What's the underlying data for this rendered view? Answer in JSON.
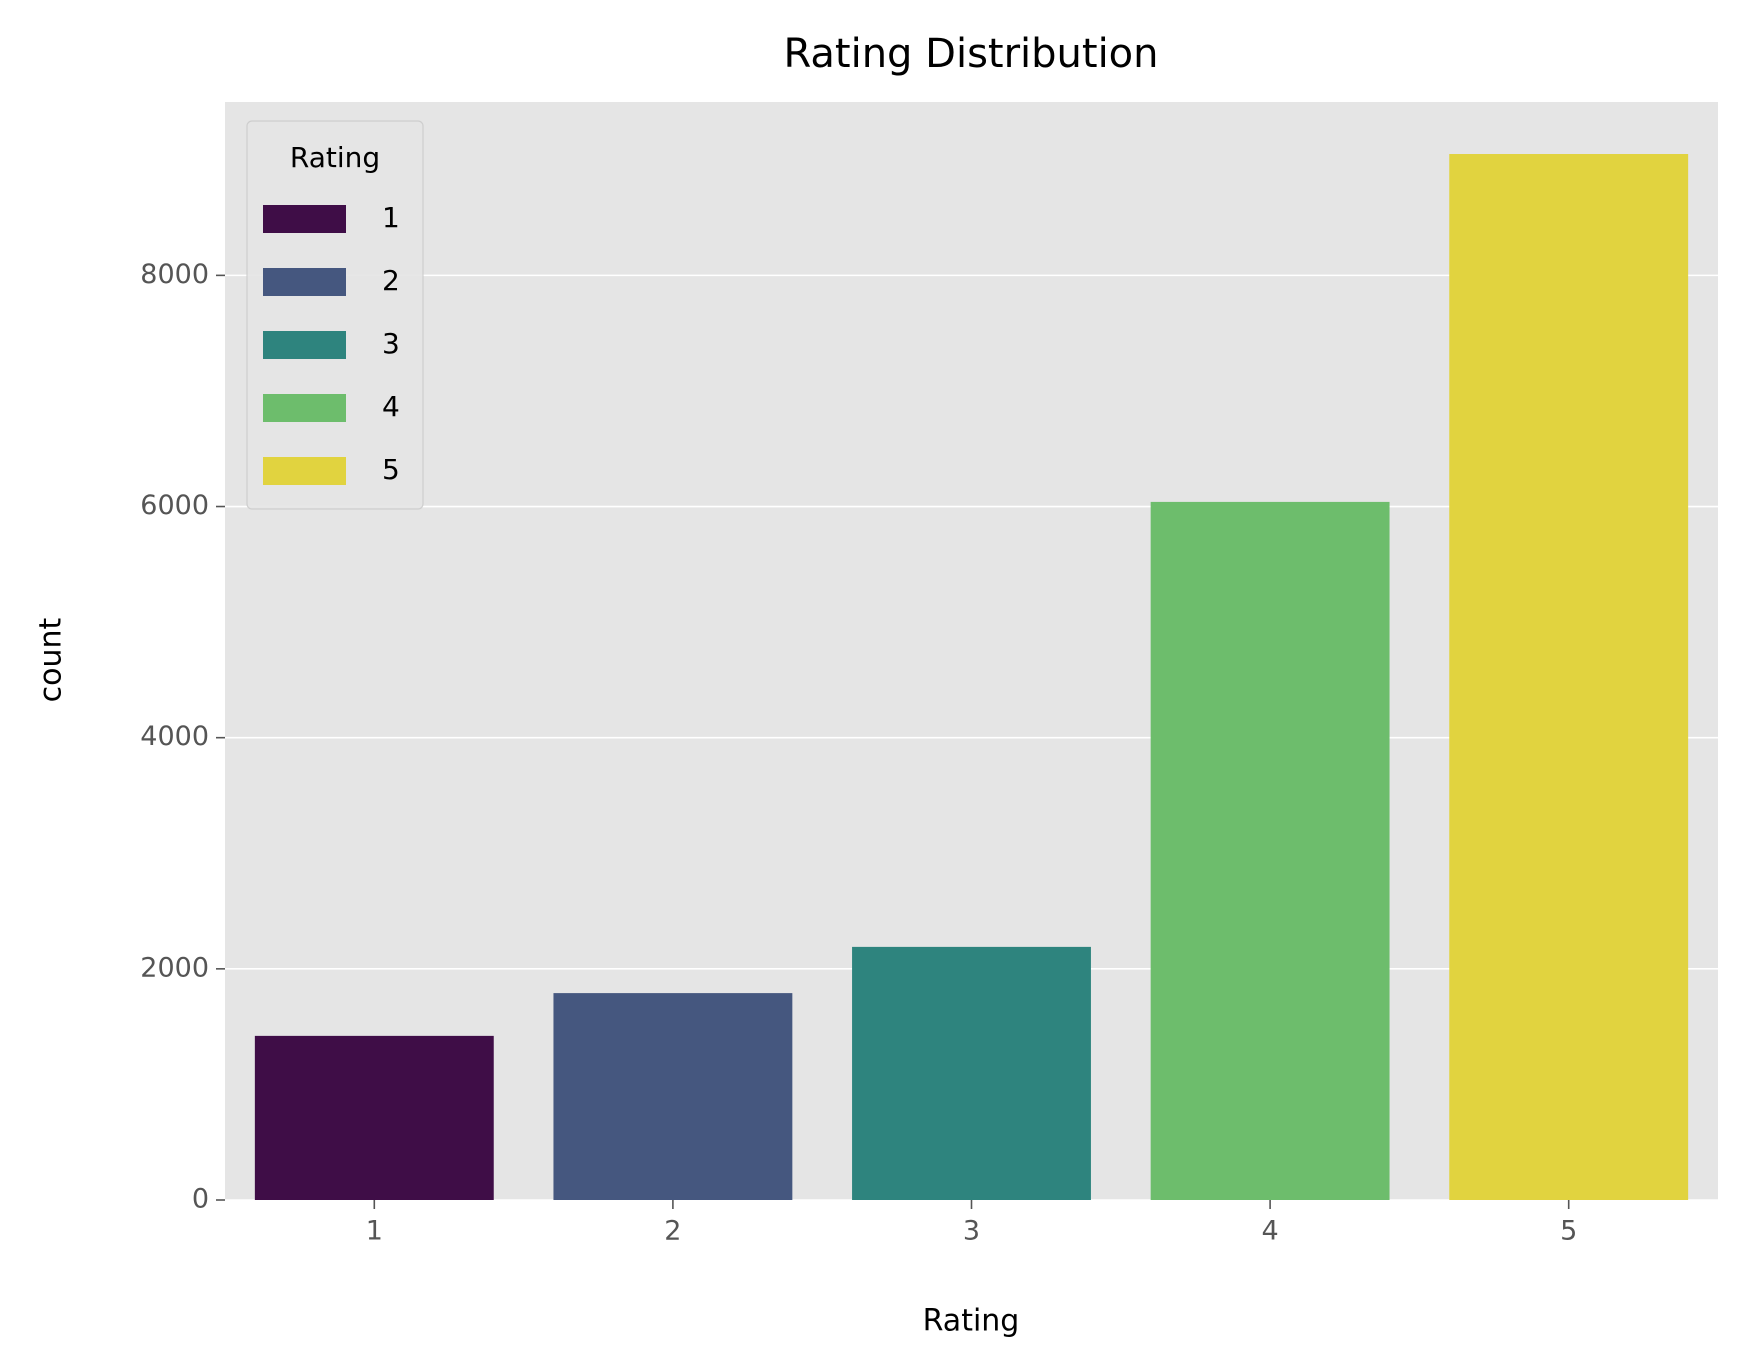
{
  "chart_data": {
    "type": "bar",
    "title": "Rating Distribution",
    "x_label": "Rating",
    "y_label": "count",
    "categories": [
      "1",
      "2",
      "3",
      "4",
      "5"
    ],
    "values": [
      1420,
      1790,
      2190,
      6040,
      9050
    ],
    "colors": [
      "#3f0d47",
      "#45577f",
      "#2e847e",
      "#6dbd6c",
      "#e1d33f"
    ],
    "legend_title": "Rating",
    "legend_position": "upper left",
    "ylim": [
      0,
      9500
    ],
    "yticks": [
      0,
      2000,
      4000,
      6000,
      8000
    ],
    "grid": true
  }
}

AIM ▸ Tally how many lines of the records hold the word "Rating". Answer with the number only.

IN RESPONSE ▸ 3